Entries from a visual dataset
*-*-*
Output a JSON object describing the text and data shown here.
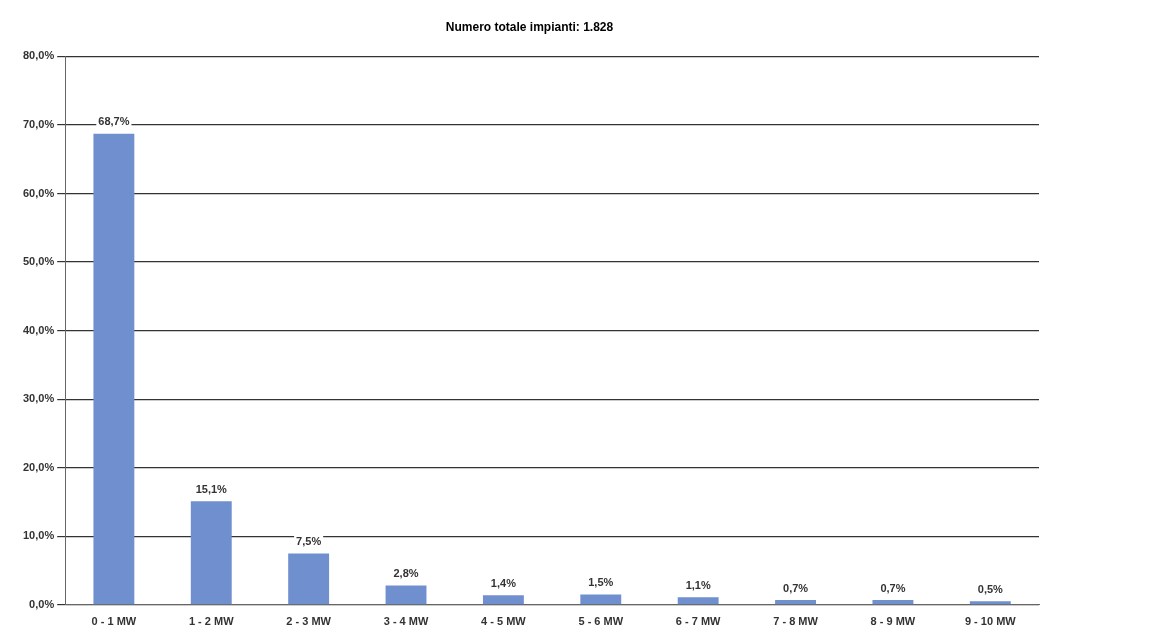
{
  "chart_data": {
    "type": "bar",
    "title": "Numero totale impianti: 1.828",
    "categories": [
      "0 - 1 MW",
      "1 - 2 MW",
      "2 - 3 MW",
      "3 - 4 MW",
      "4 - 5 MW",
      "5 - 6 MW",
      "6 - 7 MW",
      "7 - 8 MW",
      "8 - 9 MW",
      "9 - 10 MW"
    ],
    "values": [
      68.7,
      15.1,
      7.5,
      2.8,
      1.4,
      1.5,
      1.1,
      0.7,
      0.7,
      0.5
    ],
    "value_labels": [
      "68,7%",
      "15,1%",
      "7,5%",
      "2,8%",
      "1,4%",
      "1,5%",
      "1,1%",
      "0,7%",
      "0,7%",
      "0,5%"
    ],
    "color": "#6f8fcf",
    "ylim": [
      0,
      80
    ],
    "yticks": [
      {
        "value": 0,
        "label": "0,0%"
      },
      {
        "value": 10,
        "label": "10,0%"
      },
      {
        "value": 20,
        "label": "20,0%"
      },
      {
        "value": 30,
        "label": "30,0%"
      },
      {
        "value": 40,
        "label": "40,0%"
      },
      {
        "value": 50,
        "label": "50,0%"
      },
      {
        "value": 60,
        "label": "60,0%"
      },
      {
        "value": 70,
        "label": "70,0%"
      },
      {
        "value": 80,
        "label": "80,0%"
      }
    ],
    "grid": "y",
    "legend": false
  }
}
*-*-*
▶ **Required task**
Copy the listing exactly. Any image in it stays out of the copy.

▶ **Answer below**
Output a JSON object describing the text and data shown here.
{
  "chart_data": {
    "type": "bar",
    "title": "Numero totale impianti: 1.828",
    "categories": [
      "0 - 1 MW",
      "1 - 2 MW",
      "2 - 3 MW",
      "3 - 4 MW",
      "4 - 5 MW",
      "5 - 6 MW",
      "6 - 7 MW",
      "7 - 8 MW",
      "8 - 9 MW",
      "9 - 10 MW"
    ],
    "values": [
      68.7,
      15.1,
      7.5,
      2.8,
      1.4,
      1.5,
      1.1,
      0.7,
      0.7,
      0.5
    ],
    "value_labels": [
      "68,7%",
      "15,1%",
      "7,5%",
      "2,8%",
      "1,4%",
      "1,5%",
      "1,1%",
      "0,7%",
      "0,7%",
      "0,5%"
    ],
    "color": "#6f8fcf",
    "ylim": [
      0,
      80
    ],
    "yticks": [
      {
        "value": 0,
        "label": "0,0%"
      },
      {
        "value": 10,
        "label": "10,0%"
      },
      {
        "value": 20,
        "label": "20,0%"
      },
      {
        "value": 30,
        "label": "30,0%"
      },
      {
        "value": 40,
        "label": "40,0%"
      },
      {
        "value": 50,
        "label": "50,0%"
      },
      {
        "value": 60,
        "label": "60,0%"
      },
      {
        "value": 70,
        "label": "70,0%"
      },
      {
        "value": 80,
        "label": "80,0%"
      }
    ],
    "grid": "y",
    "legend": false
  }
}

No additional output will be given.